>> Begin Material
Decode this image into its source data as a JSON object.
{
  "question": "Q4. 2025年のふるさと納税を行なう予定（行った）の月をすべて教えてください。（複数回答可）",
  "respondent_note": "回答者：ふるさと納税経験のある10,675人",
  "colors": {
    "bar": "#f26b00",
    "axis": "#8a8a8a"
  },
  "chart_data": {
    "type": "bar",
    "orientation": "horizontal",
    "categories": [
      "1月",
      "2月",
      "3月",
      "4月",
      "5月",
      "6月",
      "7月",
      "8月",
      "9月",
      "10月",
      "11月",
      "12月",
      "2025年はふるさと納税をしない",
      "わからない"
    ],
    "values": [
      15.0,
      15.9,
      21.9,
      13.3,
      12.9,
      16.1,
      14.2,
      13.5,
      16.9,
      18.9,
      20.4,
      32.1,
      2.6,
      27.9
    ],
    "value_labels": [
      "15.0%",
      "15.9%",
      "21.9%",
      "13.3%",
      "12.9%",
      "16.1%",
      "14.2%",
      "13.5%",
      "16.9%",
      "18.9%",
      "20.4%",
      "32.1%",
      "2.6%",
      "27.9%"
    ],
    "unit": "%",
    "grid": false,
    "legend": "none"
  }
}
>> End Material
What this task involves ::
Return the whole listing exactly, with every line included.

Solution to this exercise ::
Decode this image into its source data as a JSON object.
{
  "question": "Q4. 2025年のふるさと納税を行なう予定（行った）の月をすべて教えてください。（複数回答可）",
  "respondent_note": "回答者：ふるさと納税経験のある10,675人",
  "colors": {
    "bar": "#f26b00",
    "axis": "#8a8a8a"
  },
  "chart_data": {
    "type": "bar",
    "orientation": "horizontal",
    "categories": [
      "1月",
      "2月",
      "3月",
      "4月",
      "5月",
      "6月",
      "7月",
      "8月",
      "9月",
      "10月",
      "11月",
      "12月",
      "2025年はふるさと納税をしない",
      "わからない"
    ],
    "values": [
      15.0,
      15.9,
      21.9,
      13.3,
      12.9,
      16.1,
      14.2,
      13.5,
      16.9,
      18.9,
      20.4,
      32.1,
      2.6,
      27.9
    ],
    "value_labels": [
      "15.0%",
      "15.9%",
      "21.9%",
      "13.3%",
      "12.9%",
      "16.1%",
      "14.2%",
      "13.5%",
      "16.9%",
      "18.9%",
      "20.4%",
      "32.1%",
      "2.6%",
      "27.9%"
    ],
    "unit": "%",
    "grid": false,
    "legend": "none"
  }
}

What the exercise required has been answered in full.